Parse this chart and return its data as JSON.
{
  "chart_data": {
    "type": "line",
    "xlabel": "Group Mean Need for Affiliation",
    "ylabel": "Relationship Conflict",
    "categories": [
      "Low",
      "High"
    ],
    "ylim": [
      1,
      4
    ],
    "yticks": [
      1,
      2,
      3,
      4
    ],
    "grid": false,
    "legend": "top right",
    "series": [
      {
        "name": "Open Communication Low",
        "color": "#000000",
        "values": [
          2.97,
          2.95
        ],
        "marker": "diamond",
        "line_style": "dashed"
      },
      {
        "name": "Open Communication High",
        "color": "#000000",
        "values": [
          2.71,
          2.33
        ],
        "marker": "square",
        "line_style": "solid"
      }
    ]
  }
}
--------------------------------
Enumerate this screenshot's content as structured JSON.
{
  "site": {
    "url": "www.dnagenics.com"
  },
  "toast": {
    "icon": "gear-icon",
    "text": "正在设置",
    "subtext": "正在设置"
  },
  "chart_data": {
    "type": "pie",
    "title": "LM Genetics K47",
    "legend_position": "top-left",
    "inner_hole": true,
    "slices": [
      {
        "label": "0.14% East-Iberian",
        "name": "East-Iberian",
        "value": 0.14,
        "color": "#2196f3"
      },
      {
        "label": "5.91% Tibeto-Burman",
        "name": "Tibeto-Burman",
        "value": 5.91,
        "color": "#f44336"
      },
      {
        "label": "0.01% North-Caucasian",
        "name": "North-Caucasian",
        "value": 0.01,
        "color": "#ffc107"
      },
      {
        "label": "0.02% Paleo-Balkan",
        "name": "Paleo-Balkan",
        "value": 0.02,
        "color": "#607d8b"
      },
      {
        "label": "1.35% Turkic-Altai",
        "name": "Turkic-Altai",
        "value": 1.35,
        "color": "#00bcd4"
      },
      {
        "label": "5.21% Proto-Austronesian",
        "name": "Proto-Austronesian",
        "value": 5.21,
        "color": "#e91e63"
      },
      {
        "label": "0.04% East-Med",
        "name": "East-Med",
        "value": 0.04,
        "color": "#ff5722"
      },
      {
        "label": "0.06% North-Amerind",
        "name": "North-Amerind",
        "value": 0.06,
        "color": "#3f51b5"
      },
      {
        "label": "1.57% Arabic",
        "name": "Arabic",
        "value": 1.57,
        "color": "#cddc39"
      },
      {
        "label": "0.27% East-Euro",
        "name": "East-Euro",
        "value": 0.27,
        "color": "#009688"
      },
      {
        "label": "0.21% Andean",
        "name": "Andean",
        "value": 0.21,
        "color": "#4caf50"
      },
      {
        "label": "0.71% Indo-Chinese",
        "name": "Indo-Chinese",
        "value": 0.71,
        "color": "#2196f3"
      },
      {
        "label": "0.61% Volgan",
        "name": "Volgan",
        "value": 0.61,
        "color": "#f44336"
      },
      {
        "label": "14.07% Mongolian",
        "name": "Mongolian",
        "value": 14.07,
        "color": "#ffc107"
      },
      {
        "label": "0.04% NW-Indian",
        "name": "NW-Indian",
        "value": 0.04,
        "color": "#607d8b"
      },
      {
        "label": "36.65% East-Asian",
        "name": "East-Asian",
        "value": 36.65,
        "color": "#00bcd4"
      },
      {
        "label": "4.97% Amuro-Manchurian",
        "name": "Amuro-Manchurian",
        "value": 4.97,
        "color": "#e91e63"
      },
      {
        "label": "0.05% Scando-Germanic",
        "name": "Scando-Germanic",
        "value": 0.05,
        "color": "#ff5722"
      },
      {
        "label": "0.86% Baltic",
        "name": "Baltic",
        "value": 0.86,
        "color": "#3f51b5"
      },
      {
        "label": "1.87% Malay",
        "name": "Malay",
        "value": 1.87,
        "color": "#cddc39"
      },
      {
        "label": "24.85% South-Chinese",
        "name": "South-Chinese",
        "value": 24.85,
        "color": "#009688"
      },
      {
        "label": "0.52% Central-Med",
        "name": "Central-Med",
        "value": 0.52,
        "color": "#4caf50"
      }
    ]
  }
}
--------------------------------
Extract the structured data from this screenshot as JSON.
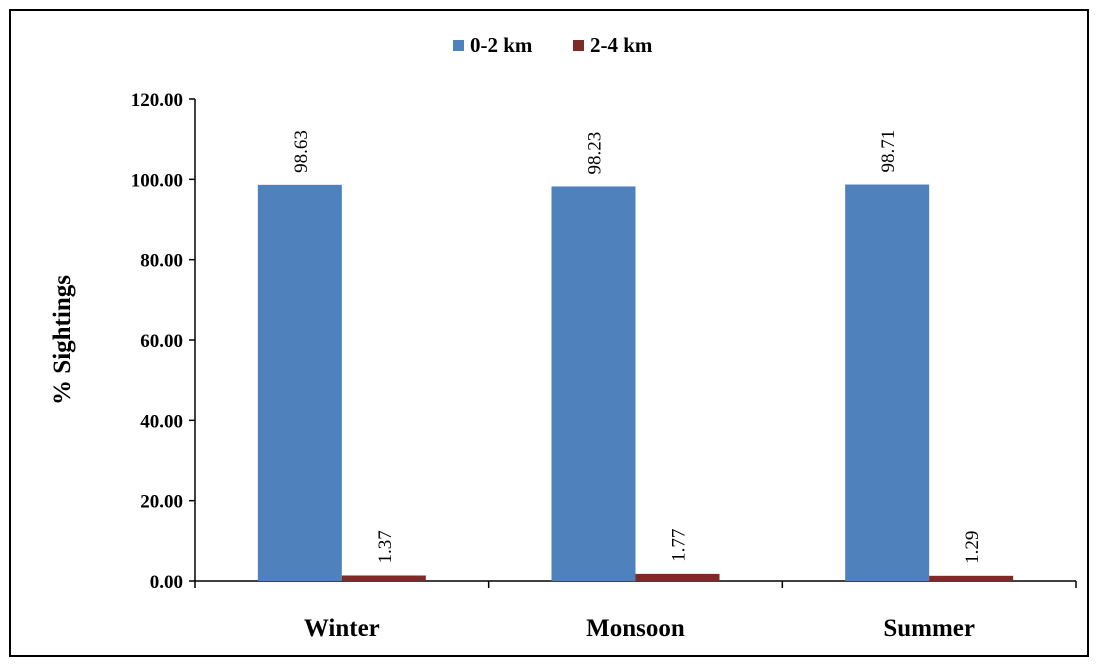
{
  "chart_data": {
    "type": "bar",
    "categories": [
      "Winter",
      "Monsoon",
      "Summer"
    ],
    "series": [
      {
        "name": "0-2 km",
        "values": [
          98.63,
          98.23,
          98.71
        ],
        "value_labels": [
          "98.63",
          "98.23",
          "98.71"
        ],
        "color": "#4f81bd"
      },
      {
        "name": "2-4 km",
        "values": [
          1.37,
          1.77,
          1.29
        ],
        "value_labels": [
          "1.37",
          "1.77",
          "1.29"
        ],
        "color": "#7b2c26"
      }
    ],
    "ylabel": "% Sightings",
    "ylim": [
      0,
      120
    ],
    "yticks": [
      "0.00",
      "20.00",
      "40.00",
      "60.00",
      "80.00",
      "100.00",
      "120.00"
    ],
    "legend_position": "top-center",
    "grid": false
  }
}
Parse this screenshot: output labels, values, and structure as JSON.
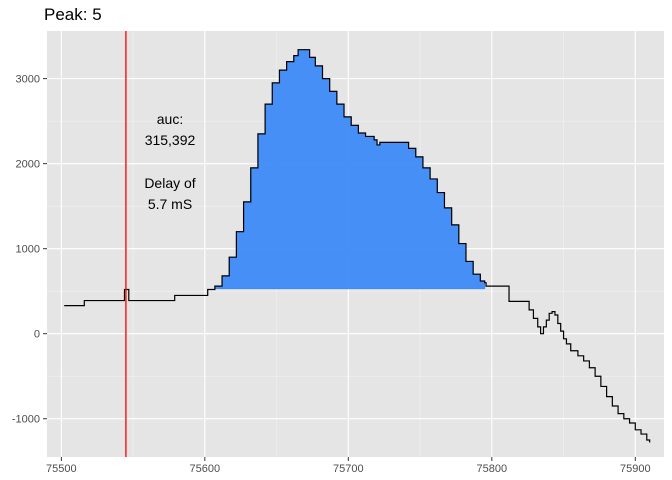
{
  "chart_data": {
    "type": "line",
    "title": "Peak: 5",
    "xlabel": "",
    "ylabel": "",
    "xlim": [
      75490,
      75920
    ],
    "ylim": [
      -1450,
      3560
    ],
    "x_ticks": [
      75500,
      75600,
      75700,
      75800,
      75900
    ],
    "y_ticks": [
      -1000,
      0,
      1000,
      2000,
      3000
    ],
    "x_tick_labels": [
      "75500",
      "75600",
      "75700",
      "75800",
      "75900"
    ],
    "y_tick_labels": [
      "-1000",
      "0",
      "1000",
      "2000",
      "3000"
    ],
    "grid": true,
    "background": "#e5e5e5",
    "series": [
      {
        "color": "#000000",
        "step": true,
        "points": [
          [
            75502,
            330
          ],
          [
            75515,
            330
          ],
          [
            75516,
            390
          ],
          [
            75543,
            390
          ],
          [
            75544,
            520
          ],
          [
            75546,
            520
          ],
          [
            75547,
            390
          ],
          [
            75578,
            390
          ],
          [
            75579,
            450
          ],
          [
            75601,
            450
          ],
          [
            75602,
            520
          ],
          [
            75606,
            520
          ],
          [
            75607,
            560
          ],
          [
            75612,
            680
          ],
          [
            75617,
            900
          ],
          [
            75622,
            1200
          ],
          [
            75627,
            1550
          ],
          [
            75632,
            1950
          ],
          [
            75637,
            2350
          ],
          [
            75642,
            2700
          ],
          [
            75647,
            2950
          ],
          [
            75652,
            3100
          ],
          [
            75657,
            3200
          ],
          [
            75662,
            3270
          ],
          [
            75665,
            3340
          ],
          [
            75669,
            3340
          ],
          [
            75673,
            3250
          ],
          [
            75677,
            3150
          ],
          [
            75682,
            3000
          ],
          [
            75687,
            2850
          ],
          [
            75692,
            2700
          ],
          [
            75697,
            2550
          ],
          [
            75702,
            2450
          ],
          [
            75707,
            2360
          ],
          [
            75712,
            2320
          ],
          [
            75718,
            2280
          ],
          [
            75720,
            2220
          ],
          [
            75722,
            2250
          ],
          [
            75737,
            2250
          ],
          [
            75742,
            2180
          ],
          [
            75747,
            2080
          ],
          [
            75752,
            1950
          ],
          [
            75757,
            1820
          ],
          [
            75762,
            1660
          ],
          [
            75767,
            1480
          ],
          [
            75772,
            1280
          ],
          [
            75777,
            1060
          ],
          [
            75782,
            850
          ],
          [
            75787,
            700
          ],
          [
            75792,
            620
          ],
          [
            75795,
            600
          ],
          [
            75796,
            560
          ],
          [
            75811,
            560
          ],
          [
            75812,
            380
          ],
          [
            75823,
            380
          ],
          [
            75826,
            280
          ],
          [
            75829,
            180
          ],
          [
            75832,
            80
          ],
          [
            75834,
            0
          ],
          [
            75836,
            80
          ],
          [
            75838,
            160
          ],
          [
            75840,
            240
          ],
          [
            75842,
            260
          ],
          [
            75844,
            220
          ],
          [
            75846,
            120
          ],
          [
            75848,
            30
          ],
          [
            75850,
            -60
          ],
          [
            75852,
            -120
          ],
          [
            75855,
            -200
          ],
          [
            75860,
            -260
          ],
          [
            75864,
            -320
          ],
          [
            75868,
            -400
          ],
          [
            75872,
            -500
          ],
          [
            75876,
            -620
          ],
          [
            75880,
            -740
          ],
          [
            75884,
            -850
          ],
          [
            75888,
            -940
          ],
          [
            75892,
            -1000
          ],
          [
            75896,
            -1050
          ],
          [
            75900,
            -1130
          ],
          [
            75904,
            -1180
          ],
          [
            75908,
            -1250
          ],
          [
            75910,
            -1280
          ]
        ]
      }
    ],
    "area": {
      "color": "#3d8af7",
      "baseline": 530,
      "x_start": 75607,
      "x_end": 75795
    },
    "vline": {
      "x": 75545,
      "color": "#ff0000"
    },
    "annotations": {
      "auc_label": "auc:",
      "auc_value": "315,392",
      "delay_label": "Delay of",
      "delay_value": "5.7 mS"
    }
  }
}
--------------------------------
Among the lines of the material, find those that hold the word "Burman" and copy them.

TASK ANSWER:
        "label": "5.91% Tibeto-Burman",
        "name": "Tibeto-Burman",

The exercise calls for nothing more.